__What is needed__
Copy out all the data, word for word.

__Items__

=-=-=

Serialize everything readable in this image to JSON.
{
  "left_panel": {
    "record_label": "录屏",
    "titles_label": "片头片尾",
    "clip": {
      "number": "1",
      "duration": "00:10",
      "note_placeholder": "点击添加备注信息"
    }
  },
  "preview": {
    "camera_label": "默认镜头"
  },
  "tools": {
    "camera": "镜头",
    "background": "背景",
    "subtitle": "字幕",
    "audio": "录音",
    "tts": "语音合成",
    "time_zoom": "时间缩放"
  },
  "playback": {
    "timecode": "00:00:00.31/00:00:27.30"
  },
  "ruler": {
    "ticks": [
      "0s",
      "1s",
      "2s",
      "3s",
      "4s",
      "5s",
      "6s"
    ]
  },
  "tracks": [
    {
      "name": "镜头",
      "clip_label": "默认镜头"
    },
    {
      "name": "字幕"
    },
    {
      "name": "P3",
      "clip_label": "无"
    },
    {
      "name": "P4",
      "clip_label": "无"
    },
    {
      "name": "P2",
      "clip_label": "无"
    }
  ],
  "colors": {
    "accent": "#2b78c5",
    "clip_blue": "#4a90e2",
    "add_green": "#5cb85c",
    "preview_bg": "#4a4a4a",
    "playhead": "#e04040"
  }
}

=-=-=

__Finished task__
Serialize everything readable in this image to JSON.
{
  "left_panel": {
    "record_label": "录屏",
    "titles_label": "片头片尾",
    "clip": {
      "number": "1",
      "duration": "00:10",
      "note_placeholder": "点击添加备注信息"
    }
  },
  "preview": {
    "camera_label": "默认镜头"
  },
  "tools": {
    "camera": "镜头",
    "background": "背景",
    "subtitle": "字幕",
    "audio": "录音",
    "tts": "语音合成",
    "time_zoom": "时间缩放"
  },
  "playback": {
    "timecode": "00:00:00.31/00:00:27.30"
  },
  "ruler": {
    "ticks": [
      "0s",
      "1s",
      "2s",
      "3s",
      "4s",
      "5s",
      "6s"
    ]
  },
  "tracks": [
    {
      "name": "镜头",
      "clip_label": "默认镜头"
    },
    {
      "name": "字幕"
    },
    {
      "name": "P3",
      "clip_label": "无"
    },
    {
      "name": "P4",
      "clip_label": "无"
    },
    {
      "name": "P2",
      "clip_label": "无"
    }
  ],
  "colors": {
    "accent": "#2b78c5",
    "clip_blue": "#4a90e2",
    "add_green": "#5cb85c",
    "preview_bg": "#4a4a4a",
    "playhead": "#e04040"
  }
}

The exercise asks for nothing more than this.